Work to be completed
Find each line holding "Themis" and copy it out.

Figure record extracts

-----

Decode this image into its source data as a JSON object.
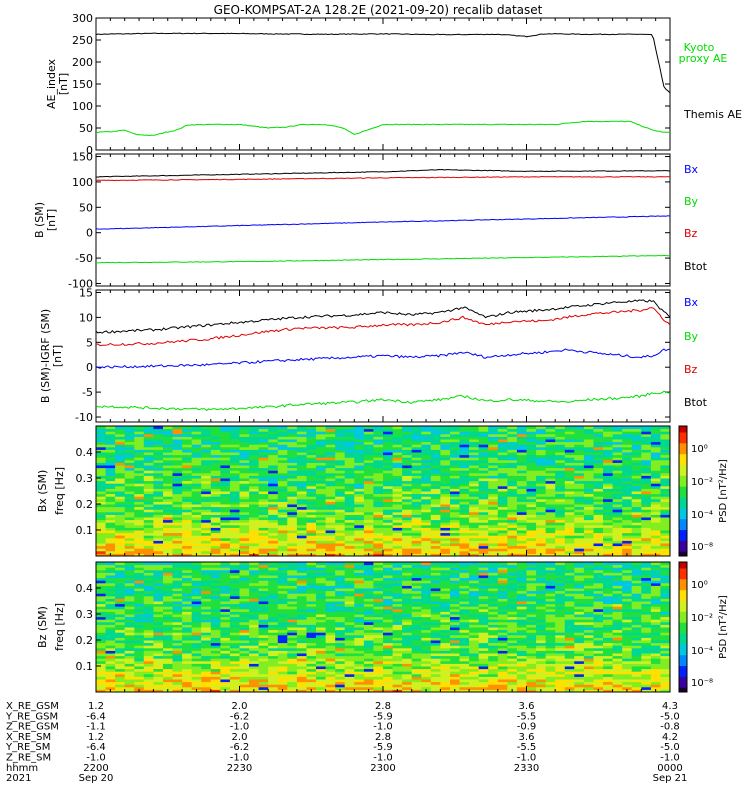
{
  "title": "GEO-KOMPSAT-2A 128.2E (2021-09-20) recalib dataset",
  "colors": {
    "black": "#000000",
    "blue": "#0000ff",
    "green": "#00dd00",
    "red": "#dd0000",
    "orange_text": "#ff3300",
    "panel_border": "#000000"
  },
  "chart_data": [
    {
      "type": "line",
      "panel": "ae",
      "ylabel": [
        "AE_index",
        "[nT]"
      ],
      "ylim": [
        0,
        300
      ],
      "yticks": [
        0,
        50,
        100,
        150,
        200,
        250,
        300
      ],
      "legend": [
        {
          "label": "Kyoto proxy AE",
          "lines": [
            "Kyoto",
            "proxy AE"
          ],
          "color": "#00dd00"
        },
        {
          "label": "Themis AE",
          "lines": [
            "Themis AE"
          ],
          "color": "#000000"
        }
      ],
      "series": [
        {
          "name": "Themis AE",
          "color": "#000000",
          "x": [
            0,
            0.05,
            0.1,
            0.2,
            0.3,
            0.4,
            0.5,
            0.6,
            0.7,
            0.75,
            0.78,
            0.8,
            0.85,
            0.9,
            0.95,
            0.97,
            0.975,
            0.99,
            1.0
          ],
          "y": [
            263,
            264,
            265,
            265,
            264,
            263,
            264,
            262,
            263,
            258,
            264,
            264,
            263,
            263,
            263,
            262,
            230,
            140,
            130
          ]
        },
        {
          "name": "Kyoto proxy AE",
          "color": "#00dd00",
          "x": [
            0,
            0.03,
            0.05,
            0.07,
            0.1,
            0.12,
            0.14,
            0.16,
            0.2,
            0.25,
            0.3,
            0.33,
            0.36,
            0.4,
            0.43,
            0.45,
            0.5,
            0.55,
            0.6,
            0.65,
            0.7,
            0.75,
            0.8,
            0.85,
            0.9,
            0.93,
            0.95,
            0.97,
            0.99
          ],
          "y": [
            40,
            42,
            45,
            35,
            33,
            40,
            45,
            57,
            58,
            58,
            50,
            52,
            58,
            58,
            50,
            35,
            58,
            58,
            58,
            58,
            58,
            58,
            58,
            65,
            65,
            65,
            55,
            45,
            40
          ]
        }
      ]
    },
    {
      "type": "line",
      "panel": "b_sm",
      "ylabel": [
        "B (SM)",
        "[nT]"
      ],
      "ylim": [
        -105,
        155
      ],
      "yticks": [
        -100,
        -50,
        0,
        50,
        100,
        150
      ],
      "legend": [
        {
          "label": "Bx",
          "lines": [
            "Bx"
          ],
          "color": "#0000ff"
        },
        {
          "label": "By",
          "lines": [
            "By"
          ],
          "color": "#00dd00"
        },
        {
          "label": "Bz",
          "lines": [
            "Bz"
          ],
          "color": "#dd0000"
        },
        {
          "label": "Btot",
          "lines": [
            "Btot"
          ],
          "color": "#000000"
        }
      ],
      "series": [
        {
          "name": "Btot",
          "color": "#000000",
          "x": [
            0,
            0.25,
            0.5,
            0.6,
            0.75,
            1.0
          ],
          "y": [
            110,
            115,
            120,
            124,
            121,
            122
          ]
        },
        {
          "name": "Bz",
          "color": "#dd0000",
          "x": [
            0,
            0.25,
            0.5,
            0.75,
            1.0
          ],
          "y": [
            103,
            105,
            108,
            110,
            110
          ]
        },
        {
          "name": "Bx",
          "color": "#0000ff",
          "x": [
            0,
            0.25,
            0.5,
            0.75,
            1.0
          ],
          "y": [
            7,
            14,
            21,
            27,
            33
          ]
        },
        {
          "name": "By",
          "color": "#00dd00",
          "x": [
            0,
            0.25,
            0.5,
            0.75,
            1.0
          ],
          "y": [
            -59,
            -57,
            -53,
            -49,
            -45
          ]
        }
      ]
    },
    {
      "type": "line",
      "panel": "b_igrf",
      "ylabel": [
        "B (SM)-IGRF (SM)",
        "[nT]"
      ],
      "ylim": [
        -11,
        15.5
      ],
      "yticks": [
        -10,
        -5,
        0,
        5,
        10,
        15
      ],
      "legend": [
        {
          "label": "Bx",
          "lines": [
            "Bx"
          ],
          "color": "#0000ff"
        },
        {
          "label": "By",
          "lines": [
            "By"
          ],
          "color": "#00dd00"
        },
        {
          "label": "Bz",
          "lines": [
            "Bz"
          ],
          "color": "#dd0000"
        },
        {
          "label": "Btot",
          "lines": [
            "Btot"
          ],
          "color": "#000000"
        }
      ],
      "series": [
        {
          "name": "Btot",
          "color": "#000000",
          "x": [
            0,
            0.1,
            0.2,
            0.3,
            0.35,
            0.45,
            0.5,
            0.55,
            0.6,
            0.64,
            0.68,
            0.72,
            0.78,
            0.82,
            0.86,
            0.9,
            0.95,
            0.97,
            0.99,
            1.0
          ],
          "y": [
            7,
            7.5,
            8.5,
            9.5,
            10,
            10.5,
            11,
            10.5,
            11,
            12,
            10,
            11,
            11.5,
            12,
            12.5,
            13,
            13.3,
            13.3,
            11,
            10
          ]
        },
        {
          "name": "Bz",
          "color": "#dd0000",
          "x": [
            0,
            0.1,
            0.2,
            0.3,
            0.35,
            0.45,
            0.5,
            0.55,
            0.6,
            0.64,
            0.68,
            0.72,
            0.78,
            0.82,
            0.86,
            0.9,
            0.95,
            0.97,
            0.99,
            1.0
          ],
          "y": [
            4.5,
            4.8,
            5.7,
            7.2,
            7.8,
            8,
            8.5,
            8.5,
            9,
            10,
            8.5,
            9.2,
            9.3,
            10,
            10.7,
            11,
            11.5,
            12,
            9.5,
            8.5
          ]
        },
        {
          "name": "Bx",
          "color": "#0000ff",
          "x": [
            0,
            0.1,
            0.2,
            0.3,
            0.35,
            0.45,
            0.5,
            0.55,
            0.6,
            0.64,
            0.68,
            0.72,
            0.78,
            0.82,
            0.86,
            0.9,
            0.95,
            0.97,
            0.99,
            1.0
          ],
          "y": [
            0,
            0.2,
            0.5,
            1.2,
            1.5,
            2,
            2.3,
            2,
            2.3,
            3,
            2,
            2.5,
            3,
            3.5,
            3,
            2.5,
            2,
            2.3,
            3.5,
            3.6
          ]
        },
        {
          "name": "By",
          "color": "#00dd00",
          "x": [
            0,
            0.1,
            0.2,
            0.3,
            0.35,
            0.45,
            0.5,
            0.55,
            0.6,
            0.64,
            0.68,
            0.72,
            0.78,
            0.82,
            0.86,
            0.9,
            0.95,
            0.97,
            0.99,
            1.0
          ],
          "y": [
            -7.8,
            -8.2,
            -8.5,
            -8,
            -7.5,
            -7,
            -6.5,
            -7,
            -6.5,
            -5.8,
            -6.8,
            -6.5,
            -6.8,
            -7,
            -6.5,
            -6.3,
            -5.8,
            -5.2,
            -5,
            -5
          ]
        }
      ]
    },
    {
      "type": "heatmap",
      "panel": "spec_bx",
      "ylabel": [
        "Bx (SM)",
        "freq [Hz]"
      ],
      "ylim": [
        0,
        0.5
      ],
      "yticks": [
        0.1,
        0.2,
        0.3,
        0.4
      ],
      "colorbar": {
        "label": "PSD [nT²/Hz]",
        "ticks": [
          "10⁰",
          "10⁻²",
          "10⁻⁴",
          "10⁻⁸"
        ]
      }
    },
    {
      "type": "heatmap",
      "panel": "spec_bz",
      "ylabel": [
        "Bz (SM)",
        "freq [Hz]"
      ],
      "ylim": [
        0,
        0.5
      ],
      "yticks": [
        0.1,
        0.2,
        0.3,
        0.4
      ],
      "colorbar": {
        "label": "PSD [nT²/Hz]",
        "ticks": [
          "10⁰",
          "10⁻²",
          "10⁻⁴",
          "10⁻⁸"
        ]
      }
    }
  ],
  "orbit_table": {
    "row_labels": [
      "X_RE_GSM",
      "Y_RE_GSM",
      "Z_RE_GSM",
      "X_RE_SM",
      "Y_RE_SM",
      "Z_RE_SM",
      "hhmm",
      "2021"
    ],
    "columns": [
      [
        "1.2",
        "-6.4",
        "-1.1",
        "1.2",
        "-6.4",
        "-1.0",
        "2200",
        "Sep 20"
      ],
      [
        "2.0",
        "-6.2",
        "-1.0",
        "2.0",
        "-6.2",
        "-1.0",
        "2230",
        ""
      ],
      [
        "2.8",
        "-5.9",
        "-1.0",
        "2.8",
        "-5.9",
        "-1.0",
        "2300",
        ""
      ],
      [
        "3.6",
        "-5.5",
        "-0.9",
        "3.6",
        "-5.5",
        "-1.0",
        "2330",
        ""
      ],
      [
        "4.3",
        "-5.0",
        "-0.8",
        "4.2",
        "-5.0",
        "-1.0",
        "0000",
        "Sep 21"
      ]
    ]
  }
}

-----

Worked answer
          "label": "Themis AE",
            "Themis AE"
          "name": "Themis AE",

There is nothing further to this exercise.